━━━━━ Extrait proposé ━━━━━

Le modèle ADDIE contient une première phase, consacrée à l’analyse, c’est-à-dire à la définition du besoin.
Le terme « besoin » appartient au langage courant. Cependant, son sens va être différent pour le chef de projet pédagogique. La définition courante du besoin est :
“L'exigence née d’un sentiment de manque”, selon le dictionnaire Larousse.
Sur la base de cette définition, on pourrait formuler une foule de besoins.
Par exemple : « Les nouveaux membres de mon équipe doivent être formés à la communication» serait un besoin.
Vous avez sûrement remarqué que j’ai utilisé le conditionnel. En effet, au sens de l’ingénierie, la phrase précédente n’est pas un besoin, mais une demande.
Le chef de projet pédagogique ne va pas évacuer cette demande. Il va l’écouter, mais va devoir la questionner, la retravailler. Pour commencer ce travail de transformation, nous allons d’abord utiliser une définition plus précise et plus spécialisée :
Le besoin en compétences est un “écart entre les compétences nécessaires pour exercer un travail et les compétences réelles d'un individu à un moment donné.”
Quand vous lisez cette définition, vous pouvez remarquer des points importants. Le premier, c’est qu’il faut qu’il y ait écart ; le deuxième, c’est que cet écart concerne les compétences. Enfin, le troisième, c’est qu’on est centré à la fois dans le temps (“un moment donné”) et sur une personne (“un individu”).

━━━━━ Matériel fourni ━━━━━

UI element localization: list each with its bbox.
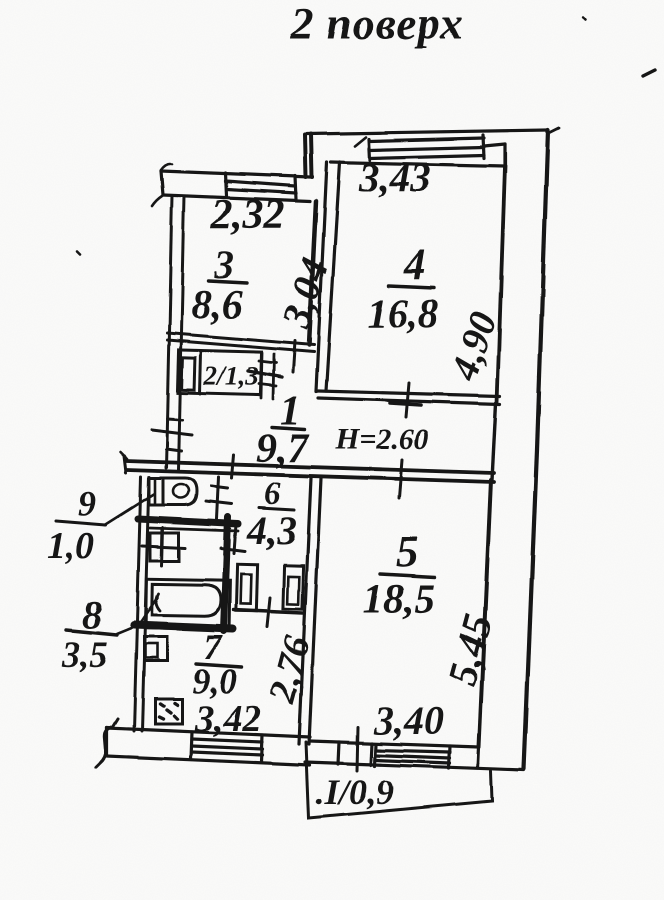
svg-text:18,5: 18,5 [362,577,436,623]
svg-text:2/1,3: 2/1,3 [203,361,259,391]
svg-text:4: 4 [403,242,426,289]
svg-text:.І/0,9: .І/0,9 [316,772,394,812]
svg-text:2,32: 2,32 [210,192,285,238]
svg-text:9,7: 9,7 [256,426,311,472]
svg-text:16,8: 16,8 [367,290,439,336]
svg-text:4,3: 4,3 [246,508,297,553]
svg-text:8,6: 8,6 [191,281,243,327]
svg-text:3,5: 3,5 [61,635,108,676]
svg-text:3,42: 3,42 [194,698,262,740]
svg-text:9,0: 9,0 [192,661,237,701]
svg-text:3,40: 3,40 [373,698,444,743]
svg-text:H=2.60: H=2.60 [335,423,429,456]
svg-text:3,43: 3,43 [358,154,431,200]
svg-text:5: 5 [396,527,418,576]
svg-text:9: 9 [78,484,96,524]
svg-text:6: 6 [264,476,281,512]
svg-text:1,0: 1,0 [47,525,95,567]
svg-text:2 поверх: 2 поверх [290,0,464,49]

━━━━━

- _Consigne A_
Recopiez fidèlement le passage de l'extrait sur l'analyse du besoin qui va de « Le modèle ADDIE » jusqu'à « mais une demande. » inclus.
- _Consigne B_
D'après l'extrait sur l'analyse du besoin, au sens de l'ingénierie, qu'est la phrase sur la formation des nouveaux membres de l'équipe à la communication, sinon un besoin ?
- _Consigne C_
Poursuivez l'extrait sur l'analyse du besoin après sa dernière phrase.

- _Réponse A_
Le modèle ADDIE contient une première phase, consacrée à l’analyse, c’est-à-dire à la définition du besoin.
Le terme « besoin » appartient au langage courant. Cependant, son sens va être différent pour le chef de projet pédagogique. La définition courante du besoin est :
“L'exigence née d’un sentiment de manque”, selon le dictionnaire Larousse.
Sur la base de cette définition, on pourrait formuler une foule de besoins.
Par exemple : « Les nouveaux membres de mon équipe doivent être formés à la communication» serait un besoin.
Vous avez sûrement remarqué que j’ai utilisé le conditionnel. En effet, au sens de l’ingénierie, la phrase précédente n’est pas un besoin, mais une demande.

- _Réponse B_
Une demande.

- _Réponse C_
Revenons sur cette notion d’écart :
Définir un écart est très important à deux titres. D’abord, parce que quand on définit un écart, on définit en fait le niveau actuel et le niveau espéré. On doit pouvoir expliquer la différence entre les deux. Le niveau actuel peut ne pas être jugé satisfaisant (existence de dysfonctionnements, de difficultés). On peut également considérer que le niveau actuel est satisfaisant, mais qu’il est possible d’aller plus loin à l’avenir, ou encore qu’un “nouveau niveau” sera nécessaire.
C’est par exemple le cas quand on utilise un nouvel outil dans le travail. Dans certains cas de figure, il peut arriver à ce moment-là que le chef de projet et/ou le demandeur se rendent compte que l’écart n’est pas significatif… et qu’il n’y a donc pas vraiment de besoin.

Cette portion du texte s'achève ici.